Job:
Below are the records. Restate word for word every line from the one that contains "Output the text content of this document." through the final line, both included.

## begin Material for this task

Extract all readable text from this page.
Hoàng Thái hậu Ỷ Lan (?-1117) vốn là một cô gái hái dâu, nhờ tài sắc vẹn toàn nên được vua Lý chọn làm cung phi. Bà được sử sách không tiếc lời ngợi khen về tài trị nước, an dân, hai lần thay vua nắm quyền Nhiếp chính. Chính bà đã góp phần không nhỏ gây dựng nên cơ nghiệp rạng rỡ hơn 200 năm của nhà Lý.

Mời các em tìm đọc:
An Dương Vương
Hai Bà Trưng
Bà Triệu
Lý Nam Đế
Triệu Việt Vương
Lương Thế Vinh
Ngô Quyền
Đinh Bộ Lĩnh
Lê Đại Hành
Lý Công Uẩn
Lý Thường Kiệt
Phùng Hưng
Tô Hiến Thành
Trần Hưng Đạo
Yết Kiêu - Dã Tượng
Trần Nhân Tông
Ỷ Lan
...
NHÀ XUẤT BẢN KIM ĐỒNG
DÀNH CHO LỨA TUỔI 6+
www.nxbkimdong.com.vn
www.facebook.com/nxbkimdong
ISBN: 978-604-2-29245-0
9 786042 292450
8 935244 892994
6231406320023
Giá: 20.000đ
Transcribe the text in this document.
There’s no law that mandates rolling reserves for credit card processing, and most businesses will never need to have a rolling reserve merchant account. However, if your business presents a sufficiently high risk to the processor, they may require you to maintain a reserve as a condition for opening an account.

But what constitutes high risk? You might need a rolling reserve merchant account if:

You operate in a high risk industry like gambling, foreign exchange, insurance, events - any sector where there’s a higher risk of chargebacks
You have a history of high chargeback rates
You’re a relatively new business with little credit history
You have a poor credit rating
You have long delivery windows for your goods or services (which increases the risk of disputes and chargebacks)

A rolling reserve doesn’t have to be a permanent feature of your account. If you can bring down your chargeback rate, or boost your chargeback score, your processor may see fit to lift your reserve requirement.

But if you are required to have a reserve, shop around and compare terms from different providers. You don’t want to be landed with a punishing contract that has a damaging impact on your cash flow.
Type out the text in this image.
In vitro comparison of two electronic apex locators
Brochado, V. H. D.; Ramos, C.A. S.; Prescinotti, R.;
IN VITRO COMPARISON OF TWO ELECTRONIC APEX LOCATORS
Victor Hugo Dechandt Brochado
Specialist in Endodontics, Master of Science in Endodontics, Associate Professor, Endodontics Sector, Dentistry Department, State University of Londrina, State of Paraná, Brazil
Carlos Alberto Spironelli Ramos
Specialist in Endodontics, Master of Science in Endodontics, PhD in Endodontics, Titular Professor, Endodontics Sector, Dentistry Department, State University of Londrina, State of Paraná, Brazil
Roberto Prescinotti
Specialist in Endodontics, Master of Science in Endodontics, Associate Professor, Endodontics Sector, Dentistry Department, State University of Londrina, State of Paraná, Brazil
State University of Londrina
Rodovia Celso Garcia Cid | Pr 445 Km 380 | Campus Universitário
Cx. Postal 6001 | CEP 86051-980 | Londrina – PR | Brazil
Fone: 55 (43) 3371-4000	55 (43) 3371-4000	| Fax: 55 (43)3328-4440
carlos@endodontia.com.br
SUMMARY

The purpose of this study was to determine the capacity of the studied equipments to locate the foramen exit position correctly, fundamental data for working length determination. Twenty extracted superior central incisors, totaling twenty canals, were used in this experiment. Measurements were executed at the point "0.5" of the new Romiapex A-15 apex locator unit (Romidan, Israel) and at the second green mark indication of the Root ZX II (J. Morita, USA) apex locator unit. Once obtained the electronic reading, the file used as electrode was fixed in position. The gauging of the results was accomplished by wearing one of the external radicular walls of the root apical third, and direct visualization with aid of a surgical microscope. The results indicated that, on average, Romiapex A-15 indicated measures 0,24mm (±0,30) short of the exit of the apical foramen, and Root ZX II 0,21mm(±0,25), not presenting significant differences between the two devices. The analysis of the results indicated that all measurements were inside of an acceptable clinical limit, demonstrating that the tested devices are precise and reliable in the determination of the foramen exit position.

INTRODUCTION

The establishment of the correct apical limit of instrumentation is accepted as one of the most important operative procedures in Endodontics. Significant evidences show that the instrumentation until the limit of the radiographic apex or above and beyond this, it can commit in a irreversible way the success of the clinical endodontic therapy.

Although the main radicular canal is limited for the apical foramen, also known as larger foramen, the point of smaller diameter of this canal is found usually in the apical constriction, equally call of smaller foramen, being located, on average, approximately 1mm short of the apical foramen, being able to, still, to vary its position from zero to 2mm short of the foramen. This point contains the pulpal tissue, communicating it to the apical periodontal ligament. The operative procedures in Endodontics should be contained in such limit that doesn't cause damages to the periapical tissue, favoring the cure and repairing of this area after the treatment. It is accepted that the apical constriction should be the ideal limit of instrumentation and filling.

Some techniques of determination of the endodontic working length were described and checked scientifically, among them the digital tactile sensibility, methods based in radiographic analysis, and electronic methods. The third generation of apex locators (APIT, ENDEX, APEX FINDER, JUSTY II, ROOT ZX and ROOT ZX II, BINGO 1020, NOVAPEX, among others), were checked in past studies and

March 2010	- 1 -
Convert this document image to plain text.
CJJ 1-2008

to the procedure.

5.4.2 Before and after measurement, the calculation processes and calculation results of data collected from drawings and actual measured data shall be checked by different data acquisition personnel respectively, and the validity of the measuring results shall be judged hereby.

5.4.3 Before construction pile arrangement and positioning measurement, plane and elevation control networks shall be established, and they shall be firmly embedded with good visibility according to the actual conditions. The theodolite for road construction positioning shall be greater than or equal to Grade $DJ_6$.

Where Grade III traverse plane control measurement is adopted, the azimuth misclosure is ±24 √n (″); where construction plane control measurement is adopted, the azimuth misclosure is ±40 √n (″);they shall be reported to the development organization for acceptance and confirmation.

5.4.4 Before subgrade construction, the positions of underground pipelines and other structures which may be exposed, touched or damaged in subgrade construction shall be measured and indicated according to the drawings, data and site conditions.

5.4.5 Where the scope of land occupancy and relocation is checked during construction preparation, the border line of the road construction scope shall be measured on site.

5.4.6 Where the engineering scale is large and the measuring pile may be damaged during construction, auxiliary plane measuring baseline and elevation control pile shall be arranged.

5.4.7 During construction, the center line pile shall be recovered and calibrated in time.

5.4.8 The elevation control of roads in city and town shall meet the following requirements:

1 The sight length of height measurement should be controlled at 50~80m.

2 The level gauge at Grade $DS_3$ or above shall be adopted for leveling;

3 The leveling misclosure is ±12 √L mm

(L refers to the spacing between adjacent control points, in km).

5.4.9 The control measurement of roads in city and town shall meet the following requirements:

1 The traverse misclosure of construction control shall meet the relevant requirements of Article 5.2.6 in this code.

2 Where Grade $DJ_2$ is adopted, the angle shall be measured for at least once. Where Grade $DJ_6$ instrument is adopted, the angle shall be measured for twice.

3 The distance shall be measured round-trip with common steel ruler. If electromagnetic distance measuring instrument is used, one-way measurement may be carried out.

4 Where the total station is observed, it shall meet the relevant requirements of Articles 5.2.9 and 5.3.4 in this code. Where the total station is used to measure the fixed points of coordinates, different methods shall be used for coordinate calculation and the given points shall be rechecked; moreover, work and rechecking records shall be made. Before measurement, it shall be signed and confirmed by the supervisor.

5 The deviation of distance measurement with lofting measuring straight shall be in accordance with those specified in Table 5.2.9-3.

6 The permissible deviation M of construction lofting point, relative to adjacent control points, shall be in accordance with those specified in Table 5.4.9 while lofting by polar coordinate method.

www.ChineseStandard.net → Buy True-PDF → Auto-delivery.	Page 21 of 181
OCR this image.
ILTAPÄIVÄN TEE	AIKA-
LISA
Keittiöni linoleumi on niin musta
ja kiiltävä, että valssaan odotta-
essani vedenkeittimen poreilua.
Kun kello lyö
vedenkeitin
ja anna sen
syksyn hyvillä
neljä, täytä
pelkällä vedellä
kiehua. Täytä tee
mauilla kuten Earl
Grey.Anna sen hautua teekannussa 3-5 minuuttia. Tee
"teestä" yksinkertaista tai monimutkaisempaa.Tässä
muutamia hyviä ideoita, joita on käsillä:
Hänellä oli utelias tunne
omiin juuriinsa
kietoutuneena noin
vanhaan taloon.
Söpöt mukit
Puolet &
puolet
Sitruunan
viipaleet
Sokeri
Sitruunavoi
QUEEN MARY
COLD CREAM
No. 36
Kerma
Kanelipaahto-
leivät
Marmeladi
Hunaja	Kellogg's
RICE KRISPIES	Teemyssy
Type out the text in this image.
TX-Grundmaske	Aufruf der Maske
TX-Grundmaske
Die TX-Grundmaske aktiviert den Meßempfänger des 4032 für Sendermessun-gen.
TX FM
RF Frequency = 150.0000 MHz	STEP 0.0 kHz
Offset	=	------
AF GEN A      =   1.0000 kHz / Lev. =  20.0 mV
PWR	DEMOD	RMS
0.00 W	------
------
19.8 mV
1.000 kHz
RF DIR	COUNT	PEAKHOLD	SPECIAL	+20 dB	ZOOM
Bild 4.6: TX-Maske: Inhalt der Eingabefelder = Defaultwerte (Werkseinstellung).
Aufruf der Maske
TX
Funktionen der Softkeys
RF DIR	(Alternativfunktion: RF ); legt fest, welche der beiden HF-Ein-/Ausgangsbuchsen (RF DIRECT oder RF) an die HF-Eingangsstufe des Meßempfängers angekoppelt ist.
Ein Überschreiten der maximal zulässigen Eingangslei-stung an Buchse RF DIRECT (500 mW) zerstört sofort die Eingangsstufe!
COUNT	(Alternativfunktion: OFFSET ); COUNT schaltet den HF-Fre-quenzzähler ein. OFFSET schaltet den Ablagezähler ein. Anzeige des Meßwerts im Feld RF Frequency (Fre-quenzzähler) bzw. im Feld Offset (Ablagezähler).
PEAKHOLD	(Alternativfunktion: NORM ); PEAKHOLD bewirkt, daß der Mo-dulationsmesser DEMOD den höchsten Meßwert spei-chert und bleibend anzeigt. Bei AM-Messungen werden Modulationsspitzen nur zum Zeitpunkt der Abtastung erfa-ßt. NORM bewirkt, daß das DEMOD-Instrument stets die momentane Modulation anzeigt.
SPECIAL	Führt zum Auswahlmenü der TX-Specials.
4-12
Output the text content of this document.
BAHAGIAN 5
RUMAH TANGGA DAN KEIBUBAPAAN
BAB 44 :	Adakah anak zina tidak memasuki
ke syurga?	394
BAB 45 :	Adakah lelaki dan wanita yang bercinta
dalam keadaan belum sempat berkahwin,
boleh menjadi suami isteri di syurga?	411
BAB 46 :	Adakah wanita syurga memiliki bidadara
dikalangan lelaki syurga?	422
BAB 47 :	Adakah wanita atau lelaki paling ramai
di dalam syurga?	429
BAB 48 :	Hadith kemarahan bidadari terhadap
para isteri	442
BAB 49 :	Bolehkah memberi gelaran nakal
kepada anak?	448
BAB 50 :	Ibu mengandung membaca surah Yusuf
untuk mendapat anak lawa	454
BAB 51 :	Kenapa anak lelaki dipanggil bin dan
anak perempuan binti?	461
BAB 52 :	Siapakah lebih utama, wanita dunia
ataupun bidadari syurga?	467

## end Material for this task

Result of the task:
Output the text content of this document.
BAHAGIAN 5
RUMAH TANGGA DAN KEIBUBAPAAN
BAB 44 :	Adakah anak zina tidak memasuki
ke syurga?	394
BAB 45 :	Adakah lelaki dan wanita yang bercinta
dalam keadaan belum sempat berkahwin,
boleh menjadi suami isteri di syurga?	411
BAB 46 :	Adakah wanita syurga memiliki bidadara
dikalangan lelaki syurga?	422
BAB 47 :	Adakah wanita atau lelaki paling ramai
di dalam syurga?	429
BAB 48 :	Hadith kemarahan bidadari terhadap
para isteri	442
BAB 49 :	Bolehkah memberi gelaran nakal
kepada anak?	448
BAB 50 :	Ibu mengandung membaca surah Yusuf
untuk mendapat anak lawa	454
BAB 51 :	Kenapa anak lelaki dipanggil bin dan
anak perempuan binti?	461
BAB 52 :	Siapakah lebih utama, wanita dunia
ataupun bidadari syurga?	467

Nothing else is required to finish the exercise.